> **Prompt**
Scan the data below and pick out the lines containing the word "старцу".

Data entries
>>>

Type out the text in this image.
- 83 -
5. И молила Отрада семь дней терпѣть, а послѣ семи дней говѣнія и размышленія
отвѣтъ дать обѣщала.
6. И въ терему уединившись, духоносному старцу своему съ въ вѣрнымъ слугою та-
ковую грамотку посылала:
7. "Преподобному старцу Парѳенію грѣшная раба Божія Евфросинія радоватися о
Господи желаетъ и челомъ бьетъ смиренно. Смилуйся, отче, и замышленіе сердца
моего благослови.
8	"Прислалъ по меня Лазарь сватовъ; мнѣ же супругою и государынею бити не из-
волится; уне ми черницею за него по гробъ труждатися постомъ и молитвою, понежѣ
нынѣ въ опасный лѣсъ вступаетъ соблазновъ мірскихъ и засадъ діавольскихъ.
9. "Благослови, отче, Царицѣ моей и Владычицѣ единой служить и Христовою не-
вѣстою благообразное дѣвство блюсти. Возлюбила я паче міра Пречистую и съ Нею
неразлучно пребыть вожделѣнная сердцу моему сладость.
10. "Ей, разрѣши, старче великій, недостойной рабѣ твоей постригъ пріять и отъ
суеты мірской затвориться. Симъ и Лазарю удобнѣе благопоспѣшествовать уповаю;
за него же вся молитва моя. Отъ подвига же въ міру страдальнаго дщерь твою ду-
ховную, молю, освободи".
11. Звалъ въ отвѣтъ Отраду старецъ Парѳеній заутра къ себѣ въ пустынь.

<<<
>>>

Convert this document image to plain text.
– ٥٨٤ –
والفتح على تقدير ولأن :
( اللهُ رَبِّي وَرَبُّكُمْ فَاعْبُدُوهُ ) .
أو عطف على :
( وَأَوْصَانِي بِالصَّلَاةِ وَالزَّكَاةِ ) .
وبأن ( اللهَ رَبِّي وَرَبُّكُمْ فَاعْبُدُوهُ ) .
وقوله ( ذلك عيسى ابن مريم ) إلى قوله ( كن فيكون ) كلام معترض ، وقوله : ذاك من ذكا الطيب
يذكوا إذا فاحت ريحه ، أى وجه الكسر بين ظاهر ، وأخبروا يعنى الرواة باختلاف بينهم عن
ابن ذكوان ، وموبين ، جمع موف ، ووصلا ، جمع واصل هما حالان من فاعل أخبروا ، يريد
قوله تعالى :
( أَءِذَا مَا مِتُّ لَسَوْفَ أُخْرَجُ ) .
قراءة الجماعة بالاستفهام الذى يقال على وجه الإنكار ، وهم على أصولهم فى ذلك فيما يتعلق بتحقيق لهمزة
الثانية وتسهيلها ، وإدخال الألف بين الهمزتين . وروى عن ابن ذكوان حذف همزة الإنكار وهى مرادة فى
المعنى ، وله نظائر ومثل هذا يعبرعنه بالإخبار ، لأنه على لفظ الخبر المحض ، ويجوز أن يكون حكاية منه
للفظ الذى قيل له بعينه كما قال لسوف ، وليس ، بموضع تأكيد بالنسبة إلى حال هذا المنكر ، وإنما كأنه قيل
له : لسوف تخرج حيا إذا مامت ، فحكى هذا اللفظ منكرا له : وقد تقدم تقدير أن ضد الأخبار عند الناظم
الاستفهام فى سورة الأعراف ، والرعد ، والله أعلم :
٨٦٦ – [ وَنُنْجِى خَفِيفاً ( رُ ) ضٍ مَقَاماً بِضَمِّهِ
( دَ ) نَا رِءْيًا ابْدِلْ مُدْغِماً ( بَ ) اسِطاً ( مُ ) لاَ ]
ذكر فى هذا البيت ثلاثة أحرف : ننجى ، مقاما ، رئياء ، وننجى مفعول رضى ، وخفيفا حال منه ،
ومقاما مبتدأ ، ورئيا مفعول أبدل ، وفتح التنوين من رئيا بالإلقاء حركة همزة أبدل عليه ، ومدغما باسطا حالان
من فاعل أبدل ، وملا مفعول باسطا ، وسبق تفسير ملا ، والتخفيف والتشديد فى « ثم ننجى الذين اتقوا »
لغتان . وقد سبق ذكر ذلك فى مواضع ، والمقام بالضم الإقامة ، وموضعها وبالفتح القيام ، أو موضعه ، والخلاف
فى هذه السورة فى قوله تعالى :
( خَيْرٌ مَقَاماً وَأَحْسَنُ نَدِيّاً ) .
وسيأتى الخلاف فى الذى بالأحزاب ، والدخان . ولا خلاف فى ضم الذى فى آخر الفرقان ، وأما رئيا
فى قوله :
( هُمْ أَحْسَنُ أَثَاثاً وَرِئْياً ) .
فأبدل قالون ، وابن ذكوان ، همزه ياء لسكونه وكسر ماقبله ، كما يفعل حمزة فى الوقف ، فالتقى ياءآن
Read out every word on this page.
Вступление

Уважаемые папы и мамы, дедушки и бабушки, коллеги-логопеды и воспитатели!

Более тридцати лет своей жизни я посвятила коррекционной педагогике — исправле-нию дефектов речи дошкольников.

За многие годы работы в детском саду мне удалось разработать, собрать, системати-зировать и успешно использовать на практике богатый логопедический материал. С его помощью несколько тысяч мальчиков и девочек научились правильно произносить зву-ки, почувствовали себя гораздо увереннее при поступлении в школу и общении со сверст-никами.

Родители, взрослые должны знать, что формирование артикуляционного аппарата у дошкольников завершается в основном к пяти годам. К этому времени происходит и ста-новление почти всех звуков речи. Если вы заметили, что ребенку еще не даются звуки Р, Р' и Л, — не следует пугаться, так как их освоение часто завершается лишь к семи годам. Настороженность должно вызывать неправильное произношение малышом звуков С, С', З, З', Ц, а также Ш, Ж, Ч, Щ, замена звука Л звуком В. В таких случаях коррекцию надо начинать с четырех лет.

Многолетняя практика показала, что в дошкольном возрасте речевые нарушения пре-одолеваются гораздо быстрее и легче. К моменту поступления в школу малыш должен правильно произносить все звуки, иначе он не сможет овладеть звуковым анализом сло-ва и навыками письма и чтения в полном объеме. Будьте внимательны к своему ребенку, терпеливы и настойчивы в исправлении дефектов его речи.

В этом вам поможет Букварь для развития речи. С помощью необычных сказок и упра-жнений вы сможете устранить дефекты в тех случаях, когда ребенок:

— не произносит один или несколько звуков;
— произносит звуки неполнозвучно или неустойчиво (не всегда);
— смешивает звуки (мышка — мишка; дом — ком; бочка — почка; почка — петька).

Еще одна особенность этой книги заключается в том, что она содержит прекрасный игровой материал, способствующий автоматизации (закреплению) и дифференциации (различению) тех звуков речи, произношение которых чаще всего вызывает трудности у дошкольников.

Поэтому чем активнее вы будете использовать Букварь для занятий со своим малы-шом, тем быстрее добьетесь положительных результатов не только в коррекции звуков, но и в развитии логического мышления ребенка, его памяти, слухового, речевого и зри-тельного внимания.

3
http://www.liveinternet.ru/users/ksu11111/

<<<

> **Exercise response**
6. И въ терему уединившись, духоносному старцу своему съ въ вѣрнымъ слугою та-
7. "Преподобному старцу Парѳенію грѣшная раба Божія Евфросинія радоватися о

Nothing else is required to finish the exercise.